Directions
Below is a block of records; return all of them exactly, but without the images.

Dataset

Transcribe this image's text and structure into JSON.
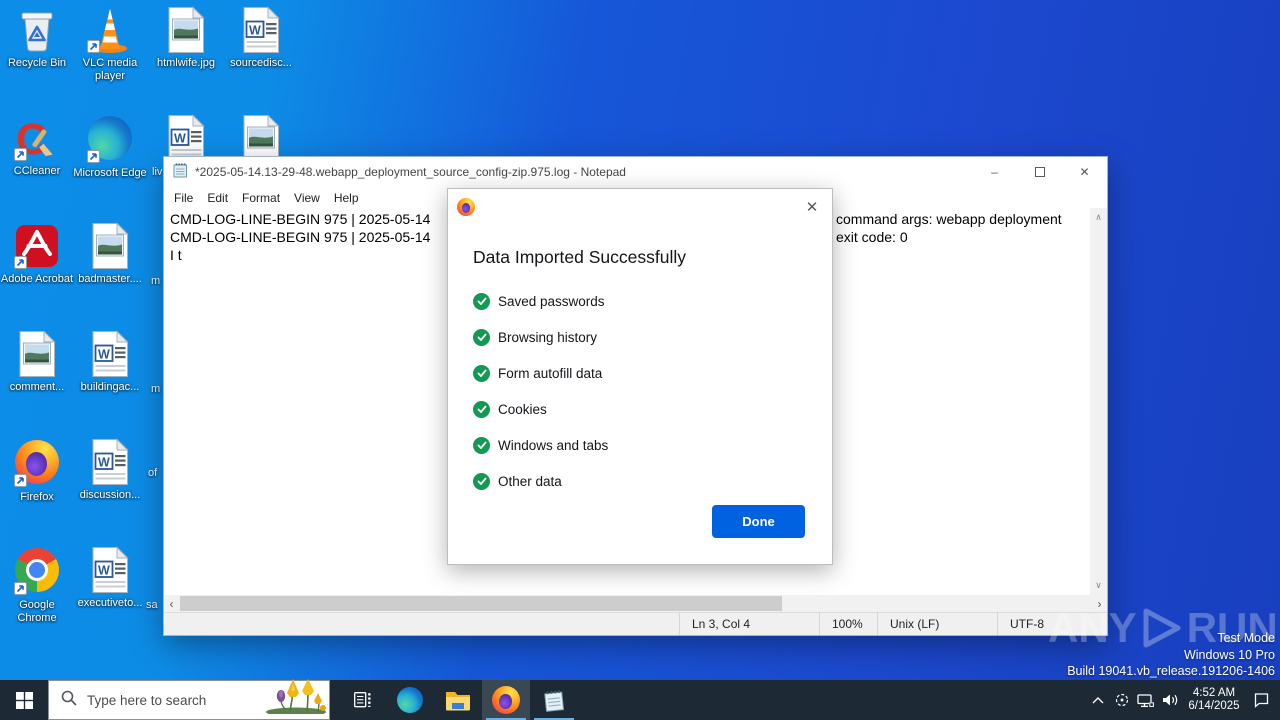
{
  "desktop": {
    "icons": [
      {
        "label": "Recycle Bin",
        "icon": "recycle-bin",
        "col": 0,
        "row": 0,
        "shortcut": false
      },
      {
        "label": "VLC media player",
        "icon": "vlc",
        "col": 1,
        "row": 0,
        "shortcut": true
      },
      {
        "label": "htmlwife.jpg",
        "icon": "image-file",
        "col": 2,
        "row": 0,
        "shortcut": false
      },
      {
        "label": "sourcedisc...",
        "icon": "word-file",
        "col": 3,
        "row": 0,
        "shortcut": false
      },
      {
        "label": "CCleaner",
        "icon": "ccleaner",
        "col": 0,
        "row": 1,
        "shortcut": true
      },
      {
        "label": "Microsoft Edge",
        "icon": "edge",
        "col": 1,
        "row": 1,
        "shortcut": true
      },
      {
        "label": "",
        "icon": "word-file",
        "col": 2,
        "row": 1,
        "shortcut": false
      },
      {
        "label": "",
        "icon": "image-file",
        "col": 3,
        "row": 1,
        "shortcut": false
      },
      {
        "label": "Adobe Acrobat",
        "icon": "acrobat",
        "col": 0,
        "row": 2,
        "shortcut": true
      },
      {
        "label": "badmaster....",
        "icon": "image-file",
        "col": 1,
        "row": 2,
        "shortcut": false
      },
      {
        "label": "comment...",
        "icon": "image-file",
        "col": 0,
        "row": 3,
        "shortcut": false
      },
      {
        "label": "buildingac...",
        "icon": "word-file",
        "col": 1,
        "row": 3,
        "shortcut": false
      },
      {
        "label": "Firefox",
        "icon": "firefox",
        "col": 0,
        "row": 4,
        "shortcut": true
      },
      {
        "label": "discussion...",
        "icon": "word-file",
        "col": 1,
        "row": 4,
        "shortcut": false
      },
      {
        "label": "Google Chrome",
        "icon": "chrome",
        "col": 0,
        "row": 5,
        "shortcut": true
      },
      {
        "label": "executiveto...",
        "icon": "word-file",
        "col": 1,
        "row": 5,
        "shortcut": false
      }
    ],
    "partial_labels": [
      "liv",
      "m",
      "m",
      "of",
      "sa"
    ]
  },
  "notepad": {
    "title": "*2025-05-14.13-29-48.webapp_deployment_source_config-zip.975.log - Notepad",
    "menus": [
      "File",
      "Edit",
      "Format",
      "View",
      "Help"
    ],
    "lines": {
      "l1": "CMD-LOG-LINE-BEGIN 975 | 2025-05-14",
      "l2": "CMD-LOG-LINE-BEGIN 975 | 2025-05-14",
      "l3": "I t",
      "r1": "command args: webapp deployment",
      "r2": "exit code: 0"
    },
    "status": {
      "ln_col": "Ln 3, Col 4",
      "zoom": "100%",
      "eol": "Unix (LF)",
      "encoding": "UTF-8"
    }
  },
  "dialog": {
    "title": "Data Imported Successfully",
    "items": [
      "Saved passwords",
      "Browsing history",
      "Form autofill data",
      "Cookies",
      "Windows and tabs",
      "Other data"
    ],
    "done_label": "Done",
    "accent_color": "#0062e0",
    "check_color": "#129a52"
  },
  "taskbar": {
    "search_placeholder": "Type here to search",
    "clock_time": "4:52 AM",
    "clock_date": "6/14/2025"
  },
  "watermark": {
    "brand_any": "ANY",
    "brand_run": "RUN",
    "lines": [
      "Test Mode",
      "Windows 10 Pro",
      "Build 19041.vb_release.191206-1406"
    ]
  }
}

Response to this exercise
Transcribe this image's text and structure into JSON.
{
  "desktop": {
    "icons": [
      {
        "label": "Recycle Bin",
        "icon": "recycle-bin",
        "col": 0,
        "row": 0,
        "shortcut": false
      },
      {
        "label": "VLC media player",
        "icon": "vlc",
        "col": 1,
        "row": 0,
        "shortcut": true
      },
      {
        "label": "htmlwife.jpg",
        "icon": "image-file",
        "col": 2,
        "row": 0,
        "shortcut": false
      },
      {
        "label": "sourcedisc...",
        "icon": "word-file",
        "col": 3,
        "row": 0,
        "shortcut": false
      },
      {
        "label": "CCleaner",
        "icon": "ccleaner",
        "col": 0,
        "row": 1,
        "shortcut": true
      },
      {
        "label": "Microsoft Edge",
        "icon": "edge",
        "col": 1,
        "row": 1,
        "shortcut": true
      },
      {
        "label": "",
        "icon": "word-file",
        "col": 2,
        "row": 1,
        "shortcut": false
      },
      {
        "label": "",
        "icon": "image-file",
        "col": 3,
        "row": 1,
        "shortcut": false
      },
      {
        "label": "Adobe Acrobat",
        "icon": "acrobat",
        "col": 0,
        "row": 2,
        "shortcut": true
      },
      {
        "label": "badmaster....",
        "icon": "image-file",
        "col": 1,
        "row": 2,
        "shortcut": false
      },
      {
        "label": "comment...",
        "icon": "image-file",
        "col": 0,
        "row": 3,
        "shortcut": false
      },
      {
        "label": "buildingac...",
        "icon": "word-file",
        "col": 1,
        "row": 3,
        "shortcut": false
      },
      {
        "label": "Firefox",
        "icon": "firefox",
        "col": 0,
        "row": 4,
        "shortcut": true
      },
      {
        "label": "discussion...",
        "icon": "word-file",
        "col": 1,
        "row": 4,
        "shortcut": false
      },
      {
        "label": "Google Chrome",
        "icon": "chrome",
        "col": 0,
        "row": 5,
        "shortcut": true
      },
      {
        "label": "executiveto...",
        "icon": "word-file",
        "col": 1,
        "row": 5,
        "shortcut": false
      }
    ],
    "partial_labels": [
      "liv",
      "m",
      "m",
      "of",
      "sa"
    ]
  },
  "notepad": {
    "title": "*2025-05-14.13-29-48.webapp_deployment_source_config-zip.975.log - Notepad",
    "menus": [
      "File",
      "Edit",
      "Format",
      "View",
      "Help"
    ],
    "lines": {
      "l1": "CMD-LOG-LINE-BEGIN 975 | 2025-05-14",
      "l2": "CMD-LOG-LINE-BEGIN 975 | 2025-05-14",
      "l3": "I t",
      "r1": "command args: webapp deployment",
      "r2": "exit code: 0"
    },
    "status": {
      "ln_col": "Ln 3, Col 4",
      "zoom": "100%",
      "eol": "Unix (LF)",
      "encoding": "UTF-8"
    }
  },
  "dialog": {
    "title": "Data Imported Successfully",
    "items": [
      "Saved passwords",
      "Browsing history",
      "Form autofill data",
      "Cookies",
      "Windows and tabs",
      "Other data"
    ],
    "done_label": "Done",
    "accent_color": "#0062e0",
    "check_color": "#129a52"
  },
  "taskbar": {
    "search_placeholder": "Type here to search",
    "clock_time": "4:52 AM",
    "clock_date": "6/14/2025"
  },
  "watermark": {
    "brand_any": "ANY",
    "brand_run": "RUN",
    "lines": [
      "Test Mode",
      "Windows 10 Pro",
      "Build 19041.vb_release.191206-1406"
    ]
  }
}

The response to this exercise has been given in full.